Short exercise: Below are some records. Copy every line in them that holds "quindi".
━━━━━━━━━━━━━━━━━━━━
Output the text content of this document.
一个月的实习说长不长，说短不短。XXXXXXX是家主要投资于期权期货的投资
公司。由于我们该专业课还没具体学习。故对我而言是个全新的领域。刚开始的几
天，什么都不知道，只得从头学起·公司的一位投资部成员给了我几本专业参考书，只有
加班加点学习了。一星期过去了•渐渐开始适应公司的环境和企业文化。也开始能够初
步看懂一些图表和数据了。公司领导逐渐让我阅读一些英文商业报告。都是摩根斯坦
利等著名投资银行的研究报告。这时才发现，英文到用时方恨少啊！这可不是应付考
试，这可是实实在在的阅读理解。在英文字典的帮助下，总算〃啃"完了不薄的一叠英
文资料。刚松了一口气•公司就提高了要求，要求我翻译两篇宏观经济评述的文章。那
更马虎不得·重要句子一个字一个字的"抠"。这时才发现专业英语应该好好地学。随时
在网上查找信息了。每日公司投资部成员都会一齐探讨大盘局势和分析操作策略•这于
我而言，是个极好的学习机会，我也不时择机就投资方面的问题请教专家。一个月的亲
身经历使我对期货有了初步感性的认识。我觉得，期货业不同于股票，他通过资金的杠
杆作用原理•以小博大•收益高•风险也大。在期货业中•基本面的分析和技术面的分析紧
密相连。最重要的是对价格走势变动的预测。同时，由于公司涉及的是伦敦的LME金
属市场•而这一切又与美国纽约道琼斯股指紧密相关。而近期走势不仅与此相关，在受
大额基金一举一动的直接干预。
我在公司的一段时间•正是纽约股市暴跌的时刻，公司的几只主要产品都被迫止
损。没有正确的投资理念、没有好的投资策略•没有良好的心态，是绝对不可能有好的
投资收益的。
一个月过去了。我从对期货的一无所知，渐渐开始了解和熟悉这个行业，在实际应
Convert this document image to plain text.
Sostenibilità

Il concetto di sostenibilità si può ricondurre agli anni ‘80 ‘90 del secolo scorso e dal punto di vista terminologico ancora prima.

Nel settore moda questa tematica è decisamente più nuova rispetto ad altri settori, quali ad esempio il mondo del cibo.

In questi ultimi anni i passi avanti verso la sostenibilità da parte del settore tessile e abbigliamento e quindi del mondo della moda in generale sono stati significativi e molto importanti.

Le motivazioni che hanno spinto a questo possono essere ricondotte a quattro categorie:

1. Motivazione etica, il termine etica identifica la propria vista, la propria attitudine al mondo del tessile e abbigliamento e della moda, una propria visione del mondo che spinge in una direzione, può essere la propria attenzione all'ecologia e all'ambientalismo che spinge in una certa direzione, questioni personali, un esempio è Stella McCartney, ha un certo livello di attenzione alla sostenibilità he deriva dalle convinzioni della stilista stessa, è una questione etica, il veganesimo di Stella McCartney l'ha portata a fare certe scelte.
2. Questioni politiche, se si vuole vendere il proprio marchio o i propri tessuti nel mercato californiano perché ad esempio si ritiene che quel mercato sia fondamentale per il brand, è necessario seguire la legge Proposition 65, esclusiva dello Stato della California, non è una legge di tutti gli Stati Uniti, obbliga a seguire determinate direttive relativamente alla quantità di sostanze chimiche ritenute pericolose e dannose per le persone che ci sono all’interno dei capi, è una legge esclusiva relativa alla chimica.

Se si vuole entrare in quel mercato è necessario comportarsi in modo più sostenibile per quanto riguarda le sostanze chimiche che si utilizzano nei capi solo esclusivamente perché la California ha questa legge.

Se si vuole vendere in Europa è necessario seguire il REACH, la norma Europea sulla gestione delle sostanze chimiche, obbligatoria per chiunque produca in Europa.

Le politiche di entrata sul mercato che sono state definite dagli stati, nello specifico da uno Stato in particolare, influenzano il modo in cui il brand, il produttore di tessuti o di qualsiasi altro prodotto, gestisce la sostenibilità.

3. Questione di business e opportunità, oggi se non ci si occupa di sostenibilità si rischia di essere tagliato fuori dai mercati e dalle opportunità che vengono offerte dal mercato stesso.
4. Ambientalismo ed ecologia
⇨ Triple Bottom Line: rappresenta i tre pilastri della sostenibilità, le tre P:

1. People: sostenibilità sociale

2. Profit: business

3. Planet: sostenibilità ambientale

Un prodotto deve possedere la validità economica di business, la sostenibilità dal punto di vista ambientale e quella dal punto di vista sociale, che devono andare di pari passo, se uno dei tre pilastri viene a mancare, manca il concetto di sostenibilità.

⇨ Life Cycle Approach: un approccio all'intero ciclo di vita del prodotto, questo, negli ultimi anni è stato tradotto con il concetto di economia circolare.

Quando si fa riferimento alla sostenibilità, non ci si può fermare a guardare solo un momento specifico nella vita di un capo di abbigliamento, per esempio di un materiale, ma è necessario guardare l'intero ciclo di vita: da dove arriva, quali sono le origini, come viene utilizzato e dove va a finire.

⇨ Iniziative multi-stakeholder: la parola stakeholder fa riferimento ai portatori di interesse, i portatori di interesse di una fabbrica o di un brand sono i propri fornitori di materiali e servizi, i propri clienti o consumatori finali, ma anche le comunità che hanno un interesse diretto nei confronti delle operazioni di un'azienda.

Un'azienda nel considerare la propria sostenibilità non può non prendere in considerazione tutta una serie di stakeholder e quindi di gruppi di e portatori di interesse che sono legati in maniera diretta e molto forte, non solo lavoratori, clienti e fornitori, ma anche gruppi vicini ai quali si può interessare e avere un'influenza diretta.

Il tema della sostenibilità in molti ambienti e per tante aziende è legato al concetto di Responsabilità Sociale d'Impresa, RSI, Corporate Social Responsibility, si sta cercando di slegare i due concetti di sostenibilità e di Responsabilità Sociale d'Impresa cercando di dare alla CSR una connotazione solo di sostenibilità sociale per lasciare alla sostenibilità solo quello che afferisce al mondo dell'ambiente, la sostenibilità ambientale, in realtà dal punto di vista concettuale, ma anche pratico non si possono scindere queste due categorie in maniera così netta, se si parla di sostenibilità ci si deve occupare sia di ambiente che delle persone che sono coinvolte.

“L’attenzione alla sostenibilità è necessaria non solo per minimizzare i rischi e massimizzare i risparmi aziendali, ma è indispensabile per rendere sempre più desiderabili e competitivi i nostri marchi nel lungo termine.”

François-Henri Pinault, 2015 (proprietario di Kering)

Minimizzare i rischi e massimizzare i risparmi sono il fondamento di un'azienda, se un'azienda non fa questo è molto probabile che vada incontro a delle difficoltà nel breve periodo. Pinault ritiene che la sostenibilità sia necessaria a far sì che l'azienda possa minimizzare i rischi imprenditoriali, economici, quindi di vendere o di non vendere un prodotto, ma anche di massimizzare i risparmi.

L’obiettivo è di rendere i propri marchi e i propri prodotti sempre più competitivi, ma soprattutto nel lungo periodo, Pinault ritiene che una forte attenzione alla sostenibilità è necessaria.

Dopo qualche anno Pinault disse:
━━━━━━━━━━━━━━━━━━━━
Task solution:
In questi ultimi anni i passi avanti verso la sostenibilità da parte del settore tessile e abbigliamento e quindi del mondo della moda in generale sono stati significativi e molto importanti.
Un'azienda nel considerare la propria sostenibilità non può non prendere in considerazione tutta una serie di stakeholder e quindi di gruppi di e portatori di interesse che sono legati in maniera diretta e molto forte, non solo lavoratori, clienti e fornitori, ma anche gruppi vicini ai quali si può interessare e avere un'influenza diretta.
Minimizzare i rischi e massimizzare i risparmi sono il fondamento di un'azienda, se un'azienda non fa questo è molto probabile che vada incontro a delle difficoltà nel breve periodo. Pinault ritiene che la sostenibilità sia necessaria a far sì che l'azienda possa minimizzare i rischi imprenditoriali, economici, quindi di vendere o di non vendere un prodotto, ma anche di massimizzare i risparmi.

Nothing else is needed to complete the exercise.